Written instruction: Below are the records. Count the lines containing the string "perusahaan", and reply with the number alone.

Available data:
========

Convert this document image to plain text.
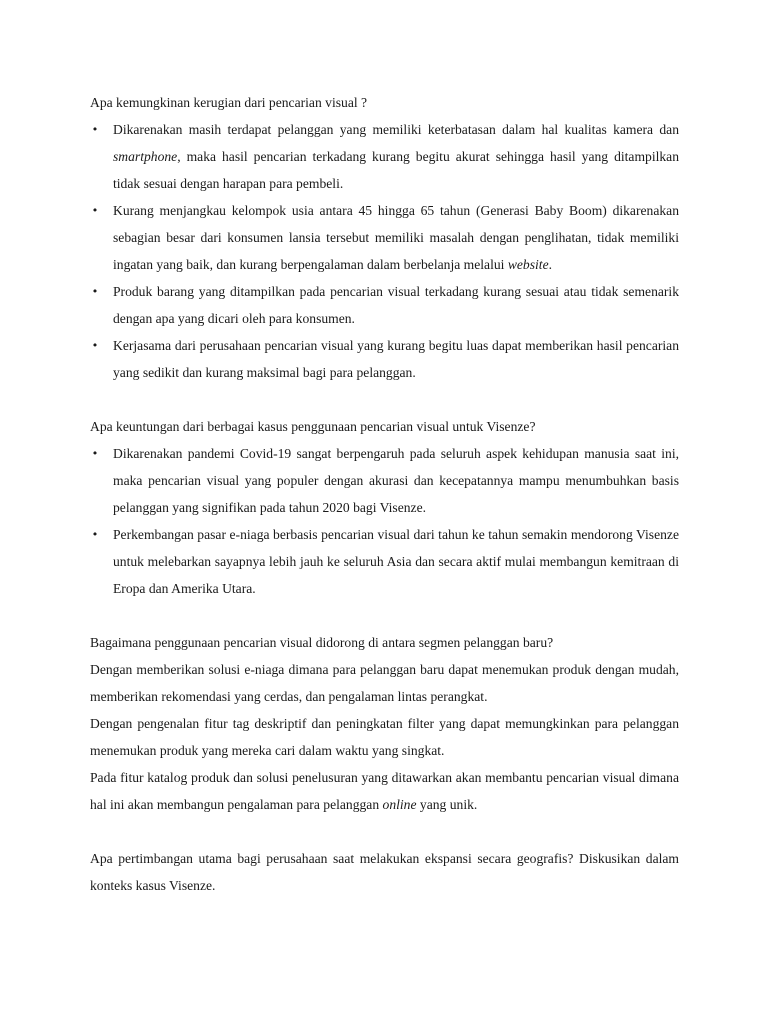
Apa kemungkinan kerugian dari pencarian visual ?

• Dikarenakan masih terdapat pelanggan yang memiliki keterbatasan dalam hal kualitas kamera dan smartphone, maka hasil pencarian terkadang kurang begitu akurat sehingga hasil yang ditampilkan tidak sesuai dengan harapan para pembeli.
• Kurang menjangkau kelompok usia antara 45 hingga 65 tahun (Generasi Baby Boom) dikarenakan sebagian besar dari konsumen lansia tersebut memiliki masalah dengan penglihatan, tidak memiliki ingatan yang baik, dan kurang berpengalaman dalam berbelanja melalui website.
• Produk barang yang ditampilkan pada pencarian visual terkadang kurang sesuai atau tidak semenarik dengan apa yang dicari oleh para konsumen.
• Kerjasama dari perusahaan pencarian visual yang kurang begitu luas dapat memberikan hasil pencarian yang sedikit dan kurang maksimal bagi para pelanggan.

Apa keuntungan dari berbagai kasus penggunaan pencarian visual untuk Visenze?

• Dikarenakan pandemi Covid-19 sangat berpengaruh pada seluruh aspek kehidupan manusia saat ini, maka pencarian visual yang populer dengan akurasi dan kecepatannya mampu menumbuhkan basis pelanggan yang signifikan pada tahun 2020 bagi Visenze.
• Perkembangan pasar e-niaga berbasis pencarian visual dari tahun ke tahun semakin mendorong Visenze untuk melebarkan sayapnya lebih jauh ke seluruh Asia dan secara aktif mulai membangun kemitraan di Eropa dan Amerika Utara.

Bagaimana penggunaan pencarian visual didorong di antara segmen pelanggan baru?

Dengan memberikan solusi e-niaga dimana para pelanggan baru dapat menemukan produk dengan mudah, memberikan rekomendasi yang cerdas, dan pengalaman lintas perangkat.

Dengan pengenalan fitur tag deskriptif dan peningkatan filter yang dapat memungkinkan para pelanggan menemukan produk yang mereka cari dalam waktu yang singkat.

Pada fitur katalog produk dan solusi penelusuran yang ditawarkan akan membantu pencarian visual dimana hal ini akan membangun pengalaman para pelanggan online yang unik.

Apa pertimbangan utama bagi perusahaan saat melakukan ekspansi secara geografis? Diskusikan dalam konteks kasus Visenze.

========

The solution: 2